Is Medical Cannabis legal now in Canada?
Canada has become the first of the G7 nations to pass legislation that will allow recreational use of weed (the law goes into effect October 17 2018).
The Tuesday, June 19th milestone is exciting news to pro-weed users and supporters, not only in Canada but across the globe.
Canada is the second nation after Uruguay that has legalized the use of the magical herb that is attributed to various recreational and medicinal benefits.
In the neighboring United States, use of medicinal marijuana remains federally illegal, with the exception of states with medicinal and recreational marijuana laws.
Most Canadians feel this legislation is long overdue.
The Cannabis Act, also known as Bill C-45 was first introduced in April 2017 and easily sailed through the House of Commons in November of last year.
The bill had enormous support across Canada, where the current Prime Minister Justin Trudeau has pledged to come up with weed-friendly legislation that would minimize its abuse, especially among the youth while also decreasing crime.
Criminal acts involving marijuana have mostly been attributed to the punitive laws that create room for abuse, and selfish smugglers who do anything to ensure the drug is delivered to those in need.
Many people didn’t expect the overwhelming support the bill got in the Senate, with 52 legislators voting for and 29 against.
It’s been too easy for our kids to get marijuana – and for criminals to reap the profits. Today, we change that. Our plan to legalize & regulate marijuana just passed the Senate. #PromiseKept
— Justin Trudeau (@JustinTrudeau) 20 June 2018
The passing of Bill C-45 now gives room to all Canadian provinces and territories to come up with their own region-specific rules and legislation.

-- Given data --
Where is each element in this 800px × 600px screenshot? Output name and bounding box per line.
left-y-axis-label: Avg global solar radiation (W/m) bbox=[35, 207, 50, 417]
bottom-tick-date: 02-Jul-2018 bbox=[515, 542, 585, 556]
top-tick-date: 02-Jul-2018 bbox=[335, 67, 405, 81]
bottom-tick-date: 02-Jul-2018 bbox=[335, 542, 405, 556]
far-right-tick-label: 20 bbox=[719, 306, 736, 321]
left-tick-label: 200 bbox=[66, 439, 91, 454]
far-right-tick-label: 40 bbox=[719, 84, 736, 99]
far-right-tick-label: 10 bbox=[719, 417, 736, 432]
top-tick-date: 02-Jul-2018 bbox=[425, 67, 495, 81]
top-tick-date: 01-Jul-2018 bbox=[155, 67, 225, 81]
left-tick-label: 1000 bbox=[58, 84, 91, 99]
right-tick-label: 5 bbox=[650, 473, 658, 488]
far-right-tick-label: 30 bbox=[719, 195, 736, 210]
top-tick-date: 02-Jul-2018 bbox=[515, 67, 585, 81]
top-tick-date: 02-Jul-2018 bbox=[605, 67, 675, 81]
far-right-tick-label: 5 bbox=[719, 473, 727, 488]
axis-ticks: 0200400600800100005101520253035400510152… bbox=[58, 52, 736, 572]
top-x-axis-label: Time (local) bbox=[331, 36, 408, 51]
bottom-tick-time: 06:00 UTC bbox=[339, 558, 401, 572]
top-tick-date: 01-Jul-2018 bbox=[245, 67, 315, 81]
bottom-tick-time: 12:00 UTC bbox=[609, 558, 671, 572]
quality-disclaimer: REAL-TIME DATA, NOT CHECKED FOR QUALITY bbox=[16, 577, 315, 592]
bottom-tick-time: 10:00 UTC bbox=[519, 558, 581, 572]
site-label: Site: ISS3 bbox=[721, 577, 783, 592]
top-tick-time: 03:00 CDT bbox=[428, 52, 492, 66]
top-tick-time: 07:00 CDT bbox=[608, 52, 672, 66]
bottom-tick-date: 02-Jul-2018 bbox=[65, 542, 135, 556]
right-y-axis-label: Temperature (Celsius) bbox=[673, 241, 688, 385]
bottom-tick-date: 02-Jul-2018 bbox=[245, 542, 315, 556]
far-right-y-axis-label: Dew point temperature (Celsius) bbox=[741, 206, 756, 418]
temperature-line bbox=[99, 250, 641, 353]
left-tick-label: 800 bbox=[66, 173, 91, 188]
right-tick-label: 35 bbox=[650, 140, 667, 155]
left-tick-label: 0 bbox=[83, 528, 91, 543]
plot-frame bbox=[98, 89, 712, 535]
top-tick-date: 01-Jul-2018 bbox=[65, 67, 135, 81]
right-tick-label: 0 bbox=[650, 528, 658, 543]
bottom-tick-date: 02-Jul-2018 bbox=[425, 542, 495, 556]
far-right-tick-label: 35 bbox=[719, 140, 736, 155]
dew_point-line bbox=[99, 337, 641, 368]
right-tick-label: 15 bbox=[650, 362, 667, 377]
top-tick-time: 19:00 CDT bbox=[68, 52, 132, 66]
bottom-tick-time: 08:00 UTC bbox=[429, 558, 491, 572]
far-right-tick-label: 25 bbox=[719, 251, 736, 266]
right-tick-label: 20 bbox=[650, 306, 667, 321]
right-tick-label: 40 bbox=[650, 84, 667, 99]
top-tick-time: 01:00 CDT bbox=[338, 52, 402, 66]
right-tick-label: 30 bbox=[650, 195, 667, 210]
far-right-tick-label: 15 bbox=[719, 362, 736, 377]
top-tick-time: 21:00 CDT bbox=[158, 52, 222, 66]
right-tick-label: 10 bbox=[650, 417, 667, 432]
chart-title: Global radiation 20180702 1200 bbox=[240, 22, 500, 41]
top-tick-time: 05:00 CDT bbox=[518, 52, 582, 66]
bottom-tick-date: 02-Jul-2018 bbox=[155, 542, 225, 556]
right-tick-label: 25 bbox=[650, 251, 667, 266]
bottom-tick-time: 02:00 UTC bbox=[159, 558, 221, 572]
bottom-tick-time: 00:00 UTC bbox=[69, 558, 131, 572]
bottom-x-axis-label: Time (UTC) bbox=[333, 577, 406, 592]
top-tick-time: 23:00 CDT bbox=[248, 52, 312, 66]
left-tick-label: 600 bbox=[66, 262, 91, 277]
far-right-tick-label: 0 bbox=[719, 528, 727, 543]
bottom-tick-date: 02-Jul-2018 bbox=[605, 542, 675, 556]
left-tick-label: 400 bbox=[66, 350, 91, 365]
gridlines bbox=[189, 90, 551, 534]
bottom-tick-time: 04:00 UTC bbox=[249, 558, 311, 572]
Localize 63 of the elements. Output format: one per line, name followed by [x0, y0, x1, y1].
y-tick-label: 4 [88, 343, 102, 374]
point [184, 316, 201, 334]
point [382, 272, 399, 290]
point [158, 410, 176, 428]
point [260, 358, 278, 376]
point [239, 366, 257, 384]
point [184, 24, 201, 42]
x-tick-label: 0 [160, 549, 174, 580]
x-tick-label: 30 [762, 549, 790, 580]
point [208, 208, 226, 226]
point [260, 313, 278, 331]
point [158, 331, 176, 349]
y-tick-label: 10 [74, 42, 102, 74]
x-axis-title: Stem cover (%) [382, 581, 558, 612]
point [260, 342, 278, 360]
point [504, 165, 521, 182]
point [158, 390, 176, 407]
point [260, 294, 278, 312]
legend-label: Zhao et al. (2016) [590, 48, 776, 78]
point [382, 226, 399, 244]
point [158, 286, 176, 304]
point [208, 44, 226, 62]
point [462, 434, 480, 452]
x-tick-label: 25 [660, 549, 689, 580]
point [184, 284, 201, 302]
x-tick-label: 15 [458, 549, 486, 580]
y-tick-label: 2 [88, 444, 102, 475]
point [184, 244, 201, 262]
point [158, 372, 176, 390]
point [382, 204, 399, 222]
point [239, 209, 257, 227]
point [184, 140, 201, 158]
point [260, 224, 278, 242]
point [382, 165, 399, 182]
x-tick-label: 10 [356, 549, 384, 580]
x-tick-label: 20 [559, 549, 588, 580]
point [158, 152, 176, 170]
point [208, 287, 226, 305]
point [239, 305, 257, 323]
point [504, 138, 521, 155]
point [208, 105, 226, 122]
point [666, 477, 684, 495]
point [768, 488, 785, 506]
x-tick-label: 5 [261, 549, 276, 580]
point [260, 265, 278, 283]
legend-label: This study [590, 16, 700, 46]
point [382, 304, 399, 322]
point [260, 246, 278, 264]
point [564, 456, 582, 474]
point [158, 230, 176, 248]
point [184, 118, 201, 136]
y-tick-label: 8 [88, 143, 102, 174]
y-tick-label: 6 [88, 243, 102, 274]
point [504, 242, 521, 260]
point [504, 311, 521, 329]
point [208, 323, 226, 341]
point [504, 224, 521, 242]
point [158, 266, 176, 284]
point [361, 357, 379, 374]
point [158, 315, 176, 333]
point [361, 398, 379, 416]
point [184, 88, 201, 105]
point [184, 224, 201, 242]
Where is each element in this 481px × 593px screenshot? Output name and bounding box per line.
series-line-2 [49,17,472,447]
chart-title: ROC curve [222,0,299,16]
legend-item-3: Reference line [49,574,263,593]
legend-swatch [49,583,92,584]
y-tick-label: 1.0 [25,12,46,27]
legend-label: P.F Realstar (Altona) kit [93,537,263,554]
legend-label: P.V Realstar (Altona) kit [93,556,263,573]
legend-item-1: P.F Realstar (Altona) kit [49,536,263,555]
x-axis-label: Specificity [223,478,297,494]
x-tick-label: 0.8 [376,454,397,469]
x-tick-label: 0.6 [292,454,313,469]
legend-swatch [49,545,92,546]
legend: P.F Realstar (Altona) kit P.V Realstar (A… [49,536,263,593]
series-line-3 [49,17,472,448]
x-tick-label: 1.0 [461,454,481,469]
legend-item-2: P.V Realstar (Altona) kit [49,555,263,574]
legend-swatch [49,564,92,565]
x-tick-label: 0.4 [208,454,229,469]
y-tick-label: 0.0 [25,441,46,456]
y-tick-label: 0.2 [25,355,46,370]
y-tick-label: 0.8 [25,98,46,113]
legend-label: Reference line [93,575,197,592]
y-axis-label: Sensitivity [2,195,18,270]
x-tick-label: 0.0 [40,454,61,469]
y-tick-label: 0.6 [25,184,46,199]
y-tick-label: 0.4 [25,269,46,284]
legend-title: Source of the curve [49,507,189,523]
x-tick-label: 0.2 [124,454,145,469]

-- Required action 1 --
Copy word for word the part of the article on Canada's cannabis law starting at "Most Canadians feel" and ending at "those in need.".
-- Required action 2 --
Pick up the article on Canada's cannabis law where it stops and keep writing.
The items are separate from the article on Canada's cannabis law.

-- Answer 1 --
Most Canadians feel this legislation is long overdue.
The Cannabis Act, also known as Bill C-45 was first introduced in April 2017 and easily sailed through the House of Commons in November of last year.
The bill had enormous support across Canada, where the current Prime Minister Justin Trudeau has pledged to come up with weed-friendly legislation that would minimize its abuse, especially among the youth while also decreasing crime.
Criminal acts involving marijuana have mostly been attributed to the punitive laws that create room for abuse, and selfish smugglers who do anything to ensure the drug is delivered to those in need.

-- Answer 2 --
The Prime Minister however expressed optimism that the Act will come into effect by October this year, which gives all regions enough time to have their rules in place.
Other leaders that openly expressed their excitement include Jody Wilson, the Justice Minister who tweeted that the legislation was a sure way to “…protect our youth from the risks of cannabis while keeping profits out of the hands of criminals and organized crime.”
Just because the bill has been passed doesn’t mean that weed will be at the disposal of everyone.
For starters, adults will be allowed not more than 30 grams of legal weed in public places.
Cultivation of cannabis is capped at four plants per household, which can be used to make other weed-infused products such as edibles or extracts.
To ensure that the substance doesn’t end up in wrong hands, the act stipulates that provinces and territories will be responsible for regulating retailers.
Furthermore, the sale of weed is prohibited in the same locations where tobacco and alcohol are sold.
Also prohibited is the manufacture, sale and distribution of marijuana to minors under the age of 18.
Canadian provinces and territories are however free to adjust this restriction upward to protect the youth from misuse of cannabis.
The passing of C-45 is estimated to spark a multi-billion dollar cannabis industry, with an estimated surge of close to 60% in a few months because most users will be willing to pay premium prices to get the drug legally.
Most pundits believe other nations will be keeping a close watch on Canada and how it implements this act and might just follow suit. It is only a matter of time.